The request:
Transcribe the records below in full; pictures stay out of the copy.

Supplied data:
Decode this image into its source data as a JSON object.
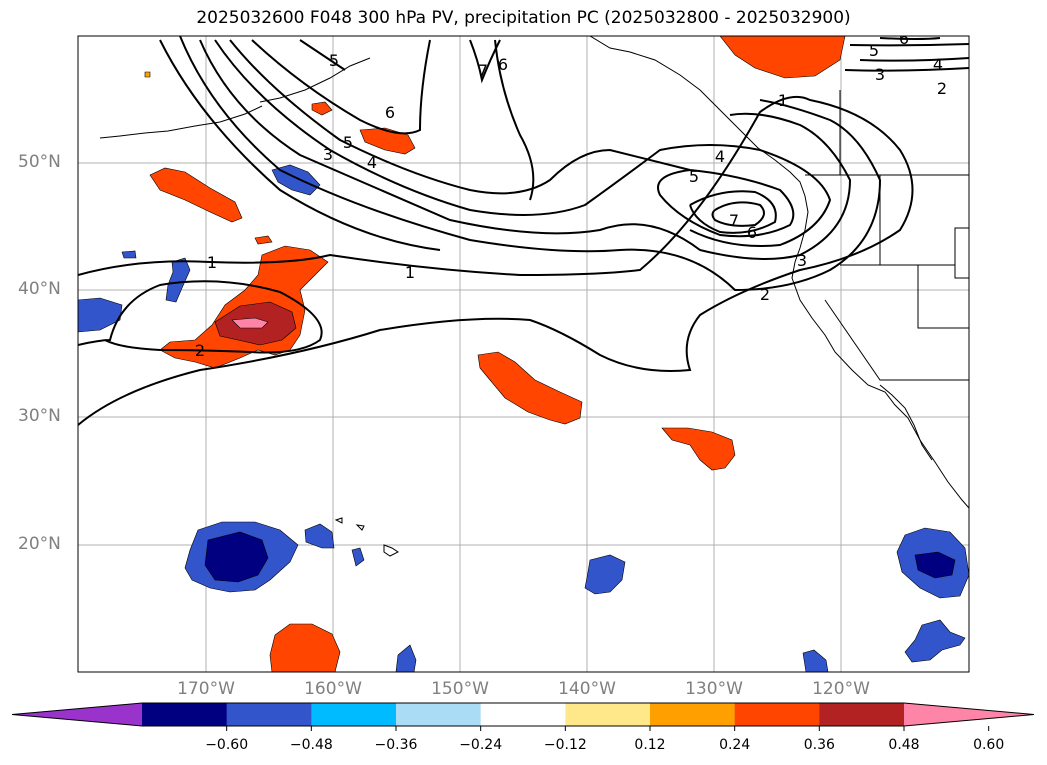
{
  "title": "2025032600 F048 300 hPa PV, precipitation PC (2025032800 - 2025032900)",
  "lat_labels": [
    "50°N",
    "40°N",
    "30°N",
    "20°N"
  ],
  "lon_labels": [
    "170°W",
    "160°W",
    "150°W",
    "140°W",
    "130°W",
    "120°W"
  ],
  "pv_contour_labels": [
    "1",
    "1",
    "1",
    "2",
    "2",
    "2",
    "3",
    "3",
    "3",
    "4",
    "4",
    "4",
    "5",
    "5",
    "5",
    "5",
    "6",
    "6",
    "6",
    "6",
    "7",
    "7"
  ],
  "colorbar": {
    "ticks": [
      "−0.60",
      "−0.48",
      "−0.36",
      "−0.24",
      "−0.12",
      "0.12",
      "0.24",
      "0.36",
      "0.48",
      "0.60"
    ],
    "colors": [
      "#9933cc",
      "#000080",
      "#3355cc",
      "#00bbff",
      "#aaddf5",
      "#ffffff",
      "#ffe88a",
      "#ffa000",
      "#ff4500",
      "#b22222",
      "#ff85a8"
    ]
  },
  "colors": {
    "contour": "#000000",
    "grid": "#b0b0b0",
    "coastline": "#000000",
    "label_gray": "#808080"
  }
}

Result for this task:
Decode this image into its source data as a JSON object.
{
  "title": "2025032600 F048 300 hPa PV, precipitation PC (2025032800 - 2025032900)",
  "lat_labels": [
    "50°N",
    "40°N",
    "30°N",
    "20°N"
  ],
  "lon_labels": [
    "170°W",
    "160°W",
    "150°W",
    "140°W",
    "130°W",
    "120°W"
  ],
  "pv_contour_labels": [
    "1",
    "1",
    "1",
    "2",
    "2",
    "2",
    "3",
    "3",
    "3",
    "4",
    "4",
    "4",
    "5",
    "5",
    "5",
    "5",
    "6",
    "6",
    "6",
    "6",
    "7",
    "7"
  ],
  "colorbar": {
    "ticks": [
      "−0.60",
      "−0.48",
      "−0.36",
      "−0.24",
      "−0.12",
      "0.12",
      "0.24",
      "0.36",
      "0.48",
      "0.60"
    ],
    "colors": [
      "#9933cc",
      "#000080",
      "#3355cc",
      "#00bbff",
      "#aaddf5",
      "#ffffff",
      "#ffe88a",
      "#ffa000",
      "#ff4500",
      "#b22222",
      "#ff85a8"
    ]
  },
  "colors": {
    "contour": "#000000",
    "grid": "#b0b0b0",
    "coastline": "#000000",
    "label_gray": "#808080"
  }
}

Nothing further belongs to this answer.